### Provided entries

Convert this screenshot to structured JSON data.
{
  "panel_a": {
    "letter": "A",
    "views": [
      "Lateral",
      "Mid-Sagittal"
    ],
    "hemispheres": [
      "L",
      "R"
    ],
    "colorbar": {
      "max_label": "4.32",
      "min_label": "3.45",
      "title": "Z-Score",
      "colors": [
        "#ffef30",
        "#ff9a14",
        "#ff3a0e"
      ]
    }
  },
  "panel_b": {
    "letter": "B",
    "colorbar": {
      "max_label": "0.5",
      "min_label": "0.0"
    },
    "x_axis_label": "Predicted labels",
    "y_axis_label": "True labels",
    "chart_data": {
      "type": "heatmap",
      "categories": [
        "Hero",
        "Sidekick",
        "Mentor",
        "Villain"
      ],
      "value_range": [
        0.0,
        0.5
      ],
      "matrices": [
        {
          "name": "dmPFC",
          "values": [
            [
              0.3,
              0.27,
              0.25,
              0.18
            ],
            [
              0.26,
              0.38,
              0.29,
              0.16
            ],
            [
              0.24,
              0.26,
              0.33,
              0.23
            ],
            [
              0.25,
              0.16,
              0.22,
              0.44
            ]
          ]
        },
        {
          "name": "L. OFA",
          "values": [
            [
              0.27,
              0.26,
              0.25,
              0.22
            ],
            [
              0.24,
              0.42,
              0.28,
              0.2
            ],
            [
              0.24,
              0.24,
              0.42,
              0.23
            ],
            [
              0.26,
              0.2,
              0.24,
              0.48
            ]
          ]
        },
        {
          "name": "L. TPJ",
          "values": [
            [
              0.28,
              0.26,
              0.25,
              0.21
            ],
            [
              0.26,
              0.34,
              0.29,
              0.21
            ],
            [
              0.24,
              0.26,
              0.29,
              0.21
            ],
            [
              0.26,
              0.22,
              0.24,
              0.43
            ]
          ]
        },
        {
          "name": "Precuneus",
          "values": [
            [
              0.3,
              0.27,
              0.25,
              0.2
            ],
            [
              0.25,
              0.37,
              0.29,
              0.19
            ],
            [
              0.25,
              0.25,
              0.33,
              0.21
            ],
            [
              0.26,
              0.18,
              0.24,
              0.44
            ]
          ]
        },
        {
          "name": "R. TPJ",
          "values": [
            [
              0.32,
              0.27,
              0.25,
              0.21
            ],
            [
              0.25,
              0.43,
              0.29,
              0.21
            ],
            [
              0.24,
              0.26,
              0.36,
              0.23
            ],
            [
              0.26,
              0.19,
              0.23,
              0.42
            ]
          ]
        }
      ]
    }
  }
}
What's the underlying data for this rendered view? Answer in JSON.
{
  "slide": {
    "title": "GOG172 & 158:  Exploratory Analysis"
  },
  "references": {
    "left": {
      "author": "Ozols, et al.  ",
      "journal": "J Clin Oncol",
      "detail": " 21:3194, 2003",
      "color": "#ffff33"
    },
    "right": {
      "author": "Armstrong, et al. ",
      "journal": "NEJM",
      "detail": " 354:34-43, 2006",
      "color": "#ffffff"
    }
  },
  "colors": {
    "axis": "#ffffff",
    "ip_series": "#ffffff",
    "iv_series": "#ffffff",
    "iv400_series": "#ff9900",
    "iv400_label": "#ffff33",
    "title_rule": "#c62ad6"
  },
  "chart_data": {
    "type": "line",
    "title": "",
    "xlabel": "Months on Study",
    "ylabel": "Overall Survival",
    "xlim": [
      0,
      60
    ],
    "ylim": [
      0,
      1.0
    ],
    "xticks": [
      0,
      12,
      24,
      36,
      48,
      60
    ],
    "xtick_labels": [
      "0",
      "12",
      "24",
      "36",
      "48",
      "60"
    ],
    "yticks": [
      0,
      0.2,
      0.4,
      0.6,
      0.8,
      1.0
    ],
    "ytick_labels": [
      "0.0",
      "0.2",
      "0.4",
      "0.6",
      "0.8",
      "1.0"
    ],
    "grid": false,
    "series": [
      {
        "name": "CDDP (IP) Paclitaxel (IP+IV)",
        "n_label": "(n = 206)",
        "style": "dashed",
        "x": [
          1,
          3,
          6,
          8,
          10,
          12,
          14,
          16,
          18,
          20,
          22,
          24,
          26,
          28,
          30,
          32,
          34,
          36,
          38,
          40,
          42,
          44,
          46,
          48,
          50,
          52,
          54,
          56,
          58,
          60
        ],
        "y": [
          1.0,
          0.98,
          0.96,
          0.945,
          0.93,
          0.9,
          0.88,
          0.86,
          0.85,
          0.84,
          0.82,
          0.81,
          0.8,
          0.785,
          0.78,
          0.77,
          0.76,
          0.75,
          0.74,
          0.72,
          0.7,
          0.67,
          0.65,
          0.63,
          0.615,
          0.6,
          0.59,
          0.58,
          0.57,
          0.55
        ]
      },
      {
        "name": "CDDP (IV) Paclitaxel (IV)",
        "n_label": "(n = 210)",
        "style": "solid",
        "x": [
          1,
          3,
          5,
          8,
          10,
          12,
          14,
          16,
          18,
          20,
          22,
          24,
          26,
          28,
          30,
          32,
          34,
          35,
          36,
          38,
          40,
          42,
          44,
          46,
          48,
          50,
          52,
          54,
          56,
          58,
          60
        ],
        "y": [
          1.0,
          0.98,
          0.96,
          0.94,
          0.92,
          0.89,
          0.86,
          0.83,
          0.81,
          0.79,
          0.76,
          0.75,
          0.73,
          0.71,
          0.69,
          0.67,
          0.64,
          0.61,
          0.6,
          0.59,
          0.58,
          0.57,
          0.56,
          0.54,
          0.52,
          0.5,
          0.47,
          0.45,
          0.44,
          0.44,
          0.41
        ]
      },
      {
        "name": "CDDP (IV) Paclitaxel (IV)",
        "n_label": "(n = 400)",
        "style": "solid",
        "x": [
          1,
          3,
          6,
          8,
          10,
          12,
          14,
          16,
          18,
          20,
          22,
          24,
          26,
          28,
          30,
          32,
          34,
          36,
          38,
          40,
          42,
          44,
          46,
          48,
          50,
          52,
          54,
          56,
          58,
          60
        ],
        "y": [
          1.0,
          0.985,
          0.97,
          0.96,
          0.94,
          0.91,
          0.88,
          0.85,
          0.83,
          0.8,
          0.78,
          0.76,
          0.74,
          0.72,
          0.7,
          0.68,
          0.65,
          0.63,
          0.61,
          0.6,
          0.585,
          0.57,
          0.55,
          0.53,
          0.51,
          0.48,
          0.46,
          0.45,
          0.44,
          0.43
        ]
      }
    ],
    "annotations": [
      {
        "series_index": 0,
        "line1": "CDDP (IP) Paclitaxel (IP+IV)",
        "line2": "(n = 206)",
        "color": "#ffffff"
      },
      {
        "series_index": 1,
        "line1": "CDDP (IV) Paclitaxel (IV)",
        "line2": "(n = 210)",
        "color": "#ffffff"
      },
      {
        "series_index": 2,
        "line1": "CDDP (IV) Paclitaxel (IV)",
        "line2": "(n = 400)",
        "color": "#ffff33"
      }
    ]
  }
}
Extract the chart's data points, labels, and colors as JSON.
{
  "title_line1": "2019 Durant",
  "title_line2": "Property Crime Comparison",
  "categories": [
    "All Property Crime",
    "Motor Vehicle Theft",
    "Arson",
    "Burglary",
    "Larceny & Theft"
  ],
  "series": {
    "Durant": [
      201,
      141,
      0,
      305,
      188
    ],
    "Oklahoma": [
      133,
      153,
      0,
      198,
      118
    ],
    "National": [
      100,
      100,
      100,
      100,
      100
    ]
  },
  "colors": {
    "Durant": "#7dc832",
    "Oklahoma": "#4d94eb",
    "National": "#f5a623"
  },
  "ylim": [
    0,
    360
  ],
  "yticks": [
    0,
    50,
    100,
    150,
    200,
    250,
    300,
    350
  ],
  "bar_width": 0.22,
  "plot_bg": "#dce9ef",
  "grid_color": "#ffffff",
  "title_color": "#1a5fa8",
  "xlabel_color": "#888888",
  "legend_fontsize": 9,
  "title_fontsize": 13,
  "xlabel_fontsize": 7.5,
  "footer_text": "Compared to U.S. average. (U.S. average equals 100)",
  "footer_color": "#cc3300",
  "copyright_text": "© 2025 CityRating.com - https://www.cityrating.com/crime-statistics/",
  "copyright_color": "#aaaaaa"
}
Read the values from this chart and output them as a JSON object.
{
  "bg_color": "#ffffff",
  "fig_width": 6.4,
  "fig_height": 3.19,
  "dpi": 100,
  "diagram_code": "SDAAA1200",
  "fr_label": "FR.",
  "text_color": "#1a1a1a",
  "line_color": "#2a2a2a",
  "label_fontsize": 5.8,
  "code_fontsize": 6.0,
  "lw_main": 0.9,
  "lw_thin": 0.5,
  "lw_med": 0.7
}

### Exercise directions
Return, word for word, each line from the line that contains "Read the values" to the end of the listing above; include both end lines and nothing else.

### Task result
Read the values from this chart and output them as a JSON object.
{
  "bg_color": "#ffffff",
  "fig_width": 6.4,
  "fig_height": 3.19,
  "dpi": 100,
  "diagram_code": "SDAAA1200",
  "fr_label": "FR.",
  "text_color": "#1a1a1a",
  "line_color": "#2a2a2a",
  "label_fontsize": 5.8,
  "code_fontsize": 6.0,
  "lw_main": 0.9,
  "lw_thin": 0.5,
  "lw_med": 0.7
}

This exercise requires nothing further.